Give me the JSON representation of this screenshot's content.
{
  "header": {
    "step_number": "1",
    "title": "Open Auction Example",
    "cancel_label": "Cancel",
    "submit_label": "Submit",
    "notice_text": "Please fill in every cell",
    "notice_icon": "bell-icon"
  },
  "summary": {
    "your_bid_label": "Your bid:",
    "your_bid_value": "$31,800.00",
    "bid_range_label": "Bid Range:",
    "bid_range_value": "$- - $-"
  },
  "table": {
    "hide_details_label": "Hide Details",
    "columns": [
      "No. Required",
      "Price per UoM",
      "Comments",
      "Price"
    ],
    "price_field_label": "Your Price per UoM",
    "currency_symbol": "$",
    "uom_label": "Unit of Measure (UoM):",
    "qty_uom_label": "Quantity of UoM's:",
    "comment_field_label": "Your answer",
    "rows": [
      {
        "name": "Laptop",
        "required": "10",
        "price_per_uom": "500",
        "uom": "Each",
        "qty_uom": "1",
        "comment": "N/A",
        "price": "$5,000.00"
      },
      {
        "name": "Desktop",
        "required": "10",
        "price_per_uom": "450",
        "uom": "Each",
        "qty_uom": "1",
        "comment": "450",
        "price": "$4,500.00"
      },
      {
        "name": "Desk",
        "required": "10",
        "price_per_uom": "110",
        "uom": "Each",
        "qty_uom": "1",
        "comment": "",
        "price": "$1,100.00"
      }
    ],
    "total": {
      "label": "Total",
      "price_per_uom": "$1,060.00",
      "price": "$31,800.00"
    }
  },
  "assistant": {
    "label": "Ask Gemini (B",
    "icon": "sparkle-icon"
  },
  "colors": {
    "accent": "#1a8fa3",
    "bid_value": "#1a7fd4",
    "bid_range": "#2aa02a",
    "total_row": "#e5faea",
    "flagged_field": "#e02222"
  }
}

REQUIRED TASK: Retype the data exactly as given.

WRITTEN SOLUTION:
Give me the JSON representation of this screenshot's content.
{
  "header": {
    "step_number": "1",
    "title": "Open Auction Example",
    "cancel_label": "Cancel",
    "submit_label": "Submit",
    "notice_text": "Please fill in every cell",
    "notice_icon": "bell-icon"
  },
  "summary": {
    "your_bid_label": "Your bid:",
    "your_bid_value": "$31,800.00",
    "bid_range_label": "Bid Range:",
    "bid_range_value": "$- - $-"
  },
  "table": {
    "hide_details_label": "Hide Details",
    "columns": [
      "No. Required",
      "Price per UoM",
      "Comments",
      "Price"
    ],
    "price_field_label": "Your Price per UoM",
    "currency_symbol": "$",
    "uom_label": "Unit of Measure (UoM):",
    "qty_uom_label": "Quantity of UoM's:",
    "comment_field_label": "Your answer",
    "rows": [
      {
        "name": "Laptop",
        "required": "10",
        "price_per_uom": "500",
        "uom": "Each",
        "qty_uom": "1",
        "comment": "N/A",
        "price": "$5,000.00"
      },
      {
        "name": "Desktop",
        "required": "10",
        "price_per_uom": "450",
        "uom": "Each",
        "qty_uom": "1",
        "comment": "450",
        "price": "$4,500.00"
      },
      {
        "name": "Desk",
        "required": "10",
        "price_per_uom": "110",
        "uom": "Each",
        "qty_uom": "1",
        "comment": "",
        "price": "$1,100.00"
      }
    ],
    "total": {
      "label": "Total",
      "price_per_uom": "$1,060.00",
      "price": "$31,800.00"
    }
  },
  "assistant": {
    "label": "Ask Gemini (B",
    "icon": "sparkle-icon"
  },
  "colors": {
    "accent": "#1a8fa3",
    "bid_value": "#1a7fd4",
    "bid_range": "#2aa02a",
    "total_row": "#e5faea",
    "flagged_field": "#e02222"
  }
}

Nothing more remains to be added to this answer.